▶ **WHAT IS EXPECTED**: List each line of the data that holds the string "selected".

Entries taken from a collection:
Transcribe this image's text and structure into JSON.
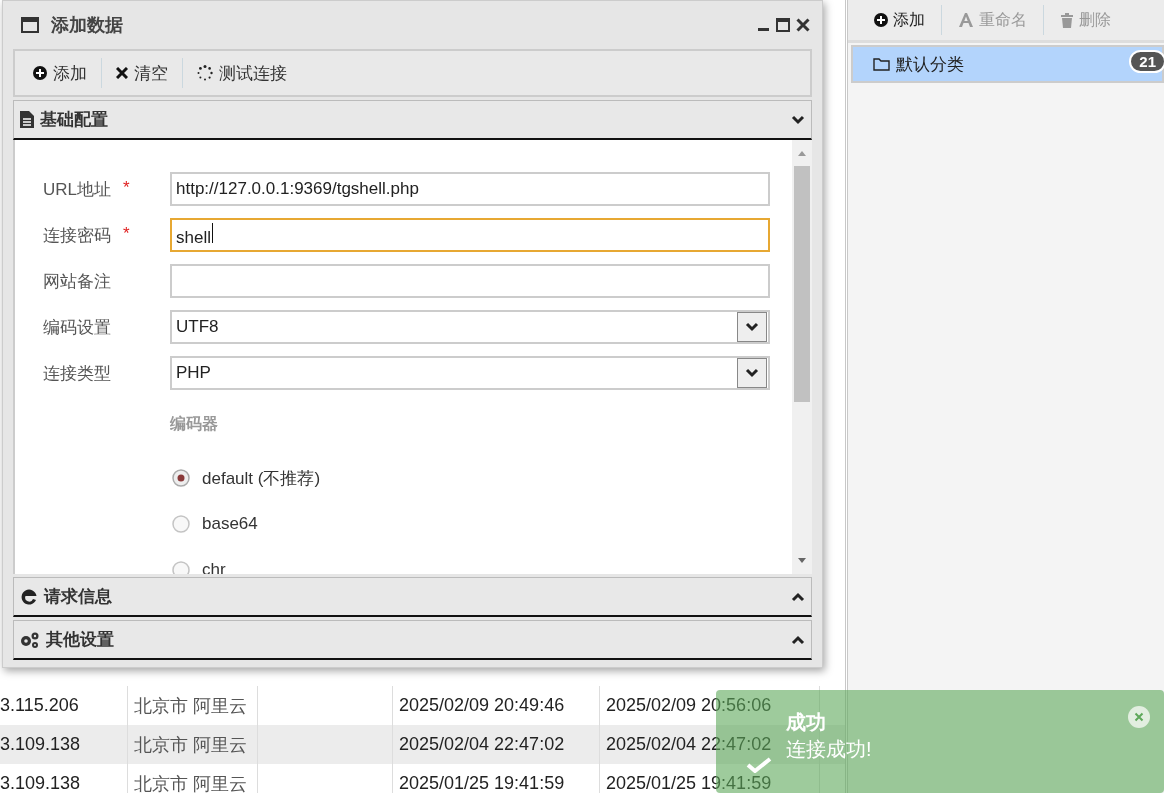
{
  "window": {
    "title": "添加数据"
  },
  "toolbar": [
    {
      "label": "添加",
      "kind": "add"
    },
    {
      "label": "清空",
      "kind": "clear"
    },
    {
      "label": "测试连接",
      "kind": "test"
    }
  ],
  "sections": [
    {
      "title": "基础配置",
      "kind": "doc",
      "expanded": true
    },
    {
      "title": "请求信息",
      "kind": "ie",
      "expanded": false
    },
    {
      "title": "其他设置",
      "kind": "gears",
      "expanded": false
    }
  ],
  "form": {
    "required_mark": "*",
    "fields": [
      {
        "label": "URL地址",
        "required": true,
        "kind": "text",
        "value": "http://127.0.0.1:9369/tgshell.php",
        "focused": false
      },
      {
        "label": "连接密码",
        "required": true,
        "kind": "text",
        "value": "shell",
        "focused": true
      },
      {
        "label": "网站备注",
        "required": false,
        "kind": "text",
        "focused": false
      },
      {
        "label": "编码设置",
        "required": false,
        "kind": "select",
        "value": "UTF8",
        "focused": false
      },
      {
        "label": "连接类型",
        "required": false,
        "kind": "select",
        "value": "PHP",
        "focused": false
      }
    ],
    "encoder": {
      "title": "编码器",
      "options": [
        {
          "label": "default (不推荐)",
          "selected": true
        },
        {
          "label": "base64",
          "selected": false
        },
        {
          "label": "chr",
          "selected": false
        }
      ]
    }
  },
  "table": {
    "rows": [
      [
        "3.115.206",
        "北京市 阿里云",
        "2025/02/09 20:49:46",
        "2025/02/09 20:56:06"
      ],
      [
        "3.109.138",
        "北京市 阿里云",
        "2025/02/04 22:47:02",
        "2025/02/04 22:47:02"
      ],
      [
        "3.109.138",
        "北京市 阿里云",
        "2025/01/25 19:41:59",
        "2025/01/25 19:41:59"
      ]
    ]
  },
  "categories": {
    "toolbar": [
      {
        "label": "添加",
        "kind": "add",
        "disabled": false
      },
      {
        "label": "重命名",
        "kind": "rename",
        "disabled": true
      },
      {
        "label": "删除",
        "kind": "delete",
        "disabled": true
      }
    ],
    "items": [
      {
        "label": "默认分类",
        "count": "21",
        "selected": true
      }
    ]
  },
  "toast": {
    "title": "成功",
    "message": "连接成功!"
  }
}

▶ **THE COMPLETED TASK**:
          "selected": true
          "selected": false
          "selected": false
        "selected": true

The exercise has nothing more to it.